**Work to do:**
Retype the records below exactly as they appear.

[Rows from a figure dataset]
________________

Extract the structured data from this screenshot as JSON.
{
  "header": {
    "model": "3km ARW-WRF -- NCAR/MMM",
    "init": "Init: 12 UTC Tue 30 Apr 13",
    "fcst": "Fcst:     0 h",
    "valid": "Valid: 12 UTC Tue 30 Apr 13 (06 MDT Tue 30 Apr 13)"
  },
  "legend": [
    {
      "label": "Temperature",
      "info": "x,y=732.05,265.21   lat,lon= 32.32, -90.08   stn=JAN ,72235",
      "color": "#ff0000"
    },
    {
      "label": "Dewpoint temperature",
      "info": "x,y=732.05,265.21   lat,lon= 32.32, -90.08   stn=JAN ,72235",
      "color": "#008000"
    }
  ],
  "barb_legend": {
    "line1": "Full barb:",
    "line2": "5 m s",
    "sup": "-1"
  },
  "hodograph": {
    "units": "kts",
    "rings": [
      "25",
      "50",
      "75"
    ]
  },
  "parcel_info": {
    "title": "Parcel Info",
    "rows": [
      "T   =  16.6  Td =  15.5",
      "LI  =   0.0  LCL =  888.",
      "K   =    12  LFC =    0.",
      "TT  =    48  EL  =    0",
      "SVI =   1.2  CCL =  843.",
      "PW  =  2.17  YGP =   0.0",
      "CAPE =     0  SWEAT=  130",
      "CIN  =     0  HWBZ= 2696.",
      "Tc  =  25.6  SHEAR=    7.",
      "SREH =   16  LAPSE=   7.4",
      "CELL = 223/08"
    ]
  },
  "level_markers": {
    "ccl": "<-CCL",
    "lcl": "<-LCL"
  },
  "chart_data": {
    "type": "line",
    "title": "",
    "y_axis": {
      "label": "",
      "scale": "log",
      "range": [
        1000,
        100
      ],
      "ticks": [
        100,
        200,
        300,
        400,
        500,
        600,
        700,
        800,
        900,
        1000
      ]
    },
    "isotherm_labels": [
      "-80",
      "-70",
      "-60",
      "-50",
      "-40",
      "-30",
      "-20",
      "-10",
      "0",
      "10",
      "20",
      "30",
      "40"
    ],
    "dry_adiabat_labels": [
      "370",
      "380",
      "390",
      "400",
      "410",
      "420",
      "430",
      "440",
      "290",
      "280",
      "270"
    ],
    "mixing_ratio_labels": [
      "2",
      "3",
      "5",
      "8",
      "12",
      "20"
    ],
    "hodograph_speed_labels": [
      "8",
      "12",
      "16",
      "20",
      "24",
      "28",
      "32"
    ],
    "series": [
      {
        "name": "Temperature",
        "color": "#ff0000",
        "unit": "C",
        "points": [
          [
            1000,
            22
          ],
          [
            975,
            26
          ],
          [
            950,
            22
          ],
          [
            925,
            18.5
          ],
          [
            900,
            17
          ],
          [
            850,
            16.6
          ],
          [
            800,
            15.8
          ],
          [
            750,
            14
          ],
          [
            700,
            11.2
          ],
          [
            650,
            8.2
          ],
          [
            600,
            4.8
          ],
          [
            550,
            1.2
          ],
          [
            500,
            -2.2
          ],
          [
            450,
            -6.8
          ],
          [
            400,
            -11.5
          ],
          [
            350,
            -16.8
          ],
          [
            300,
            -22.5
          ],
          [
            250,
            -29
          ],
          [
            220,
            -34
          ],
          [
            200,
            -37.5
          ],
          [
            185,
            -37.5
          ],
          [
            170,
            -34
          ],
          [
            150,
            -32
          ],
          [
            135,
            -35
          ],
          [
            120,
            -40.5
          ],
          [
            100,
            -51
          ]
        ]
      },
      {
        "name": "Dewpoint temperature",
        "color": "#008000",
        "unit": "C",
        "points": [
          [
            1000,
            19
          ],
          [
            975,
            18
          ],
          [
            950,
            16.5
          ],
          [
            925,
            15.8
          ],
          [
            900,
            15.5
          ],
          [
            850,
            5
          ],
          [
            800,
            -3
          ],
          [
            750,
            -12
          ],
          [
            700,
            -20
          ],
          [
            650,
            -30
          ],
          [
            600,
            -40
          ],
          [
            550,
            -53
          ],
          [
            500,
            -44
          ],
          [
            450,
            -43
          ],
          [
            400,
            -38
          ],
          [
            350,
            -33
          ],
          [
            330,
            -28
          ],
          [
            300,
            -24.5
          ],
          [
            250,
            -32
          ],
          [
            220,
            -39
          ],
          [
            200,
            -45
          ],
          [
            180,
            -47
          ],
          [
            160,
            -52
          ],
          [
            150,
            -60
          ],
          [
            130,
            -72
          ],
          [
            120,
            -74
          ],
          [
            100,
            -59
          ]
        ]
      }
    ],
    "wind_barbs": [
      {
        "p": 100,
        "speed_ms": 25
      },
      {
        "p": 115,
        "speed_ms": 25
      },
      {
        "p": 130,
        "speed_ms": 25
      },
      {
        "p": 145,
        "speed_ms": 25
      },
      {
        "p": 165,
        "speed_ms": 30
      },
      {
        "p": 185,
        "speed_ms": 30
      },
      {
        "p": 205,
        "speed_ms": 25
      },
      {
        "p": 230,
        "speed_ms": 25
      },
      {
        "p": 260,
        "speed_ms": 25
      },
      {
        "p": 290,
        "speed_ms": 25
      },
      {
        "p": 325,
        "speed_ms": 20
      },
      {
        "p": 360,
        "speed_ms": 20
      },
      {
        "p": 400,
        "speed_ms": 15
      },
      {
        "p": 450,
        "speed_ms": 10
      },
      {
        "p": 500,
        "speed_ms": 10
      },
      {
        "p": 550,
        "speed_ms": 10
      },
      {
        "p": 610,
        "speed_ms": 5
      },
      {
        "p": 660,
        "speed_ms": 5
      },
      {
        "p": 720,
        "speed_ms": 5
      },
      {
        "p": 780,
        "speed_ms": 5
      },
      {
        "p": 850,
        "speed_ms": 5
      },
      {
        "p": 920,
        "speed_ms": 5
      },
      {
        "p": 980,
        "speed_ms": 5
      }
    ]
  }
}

________________

**Written solution:**
Extract the structured data from this screenshot as JSON.
{
  "header": {
    "model": "3km ARW-WRF -- NCAR/MMM",
    "init": "Init: 12 UTC Tue 30 Apr 13",
    "fcst": "Fcst:     0 h",
    "valid": "Valid: 12 UTC Tue 30 Apr 13 (06 MDT Tue 30 Apr 13)"
  },
  "legend": [
    {
      "label": "Temperature",
      "info": "x,y=732.05,265.21   lat,lon= 32.32, -90.08   stn=JAN ,72235",
      "color": "#ff0000"
    },
    {
      "label": "Dewpoint temperature",
      "info": "x,y=732.05,265.21   lat,lon= 32.32, -90.08   stn=JAN ,72235",
      "color": "#008000"
    }
  ],
  "barb_legend": {
    "line1": "Full barb:",
    "line2": "5 m s",
    "sup": "-1"
  },
  "hodograph": {
    "units": "kts",
    "rings": [
      "25",
      "50",
      "75"
    ]
  },
  "parcel_info": {
    "title": "Parcel Info",
    "rows": [
      "T   =  16.6  Td =  15.5",
      "LI  =   0.0  LCL =  888.",
      "K   =    12  LFC =    0.",
      "TT  =    48  EL  =    0",
      "SVI =   1.2  CCL =  843.",
      "PW  =  2.17  YGP =   0.0",
      "CAPE =     0  SWEAT=  130",
      "CIN  =     0  HWBZ= 2696.",
      "Tc  =  25.6  SHEAR=    7.",
      "SREH =   16  LAPSE=   7.4",
      "CELL = 223/08"
    ]
  },
  "level_markers": {
    "ccl": "<-CCL",
    "lcl": "<-LCL"
  },
  "chart_data": {
    "type": "line",
    "title": "",
    "y_axis": {
      "label": "",
      "scale": "log",
      "range": [
        1000,
        100
      ],
      "ticks": [
        100,
        200,
        300,
        400,
        500,
        600,
        700,
        800,
        900,
        1000
      ]
    },
    "isotherm_labels": [
      "-80",
      "-70",
      "-60",
      "-50",
      "-40",
      "-30",
      "-20",
      "-10",
      "0",
      "10",
      "20",
      "30",
      "40"
    ],
    "dry_adiabat_labels": [
      "370",
      "380",
      "390",
      "400",
      "410",
      "420",
      "430",
      "440",
      "290",
      "280",
      "270"
    ],
    "mixing_ratio_labels": [
      "2",
      "3",
      "5",
      "8",
      "12",
      "20"
    ],
    "hodograph_speed_labels": [
      "8",
      "12",
      "16",
      "20",
      "24",
      "28",
      "32"
    ],
    "series": [
      {
        "name": "Temperature",
        "color": "#ff0000",
        "unit": "C",
        "points": [
          [
            1000,
            22
          ],
          [
            975,
            26
          ],
          [
            950,
            22
          ],
          [
            925,
            18.5
          ],
          [
            900,
            17
          ],
          [
            850,
            16.6
          ],
          [
            800,
            15.8
          ],
          [
            750,
            14
          ],
          [
            700,
            11.2
          ],
          [
            650,
            8.2
          ],
          [
            600,
            4.8
          ],
          [
            550,
            1.2
          ],
          [
            500,
            -2.2
          ],
          [
            450,
            -6.8
          ],
          [
            400,
            -11.5
          ],
          [
            350,
            -16.8
          ],
          [
            300,
            -22.5
          ],
          [
            250,
            -29
          ],
          [
            220,
            -34
          ],
          [
            200,
            -37.5
          ],
          [
            185,
            -37.5
          ],
          [
            170,
            -34
          ],
          [
            150,
            -32
          ],
          [
            135,
            -35
          ],
          [
            120,
            -40.5
          ],
          [
            100,
            -51
          ]
        ]
      },
      {
        "name": "Dewpoint temperature",
        "color": "#008000",
        "unit": "C",
        "points": [
          [
            1000,
            19
          ],
          [
            975,
            18
          ],
          [
            950,
            16.5
          ],
          [
            925,
            15.8
          ],
          [
            900,
            15.5
          ],
          [
            850,
            5
          ],
          [
            800,
            -3
          ],
          [
            750,
            -12
          ],
          [
            700,
            -20
          ],
          [
            650,
            -30
          ],
          [
            600,
            -40
          ],
          [
            550,
            -53
          ],
          [
            500,
            -44
          ],
          [
            450,
            -43
          ],
          [
            400,
            -38
          ],
          [
            350,
            -33
          ],
          [
            330,
            -28
          ],
          [
            300,
            -24.5
          ],
          [
            250,
            -32
          ],
          [
            220,
            -39
          ],
          [
            200,
            -45
          ],
          [
            180,
            -47
          ],
          [
            160,
            -52
          ],
          [
            150,
            -60
          ],
          [
            130,
            -72
          ],
          [
            120,
            -74
          ],
          [
            100,
            -59
          ]
        ]
      }
    ],
    "wind_barbs": [
      {
        "p": 100,
        "speed_ms": 25
      },
      {
        "p": 115,
        "speed_ms": 25
      },
      {
        "p": 130,
        "speed_ms": 25
      },
      {
        "p": 145,
        "speed_ms": 25
      },
      {
        "p": 165,
        "speed_ms": 30
      },
      {
        "p": 185,
        "speed_ms": 30
      },
      {
        "p": 205,
        "speed_ms": 25
      },
      {
        "p": 230,
        "speed_ms": 25
      },
      {
        "p": 260,
        "speed_ms": 25
      },
      {
        "p": 290,
        "speed_ms": 25
      },
      {
        "p": 325,
        "speed_ms": 20
      },
      {
        "p": 360,
        "speed_ms": 20
      },
      {
        "p": 400,
        "speed_ms": 15
      },
      {
        "p": 450,
        "speed_ms": 10
      },
      {
        "p": 500,
        "speed_ms": 10
      },
      {
        "p": 550,
        "speed_ms": 10
      },
      {
        "p": 610,
        "speed_ms": 5
      },
      {
        "p": 660,
        "speed_ms": 5
      },
      {
        "p": 720,
        "speed_ms": 5
      },
      {
        "p": 780,
        "speed_ms": 5
      },
      {
        "p": 850,
        "speed_ms": 5
      },
      {
        "p": 920,
        "speed_ms": 5
      },
      {
        "p": 980,
        "speed_ms": 5
      }
    ]
  }
}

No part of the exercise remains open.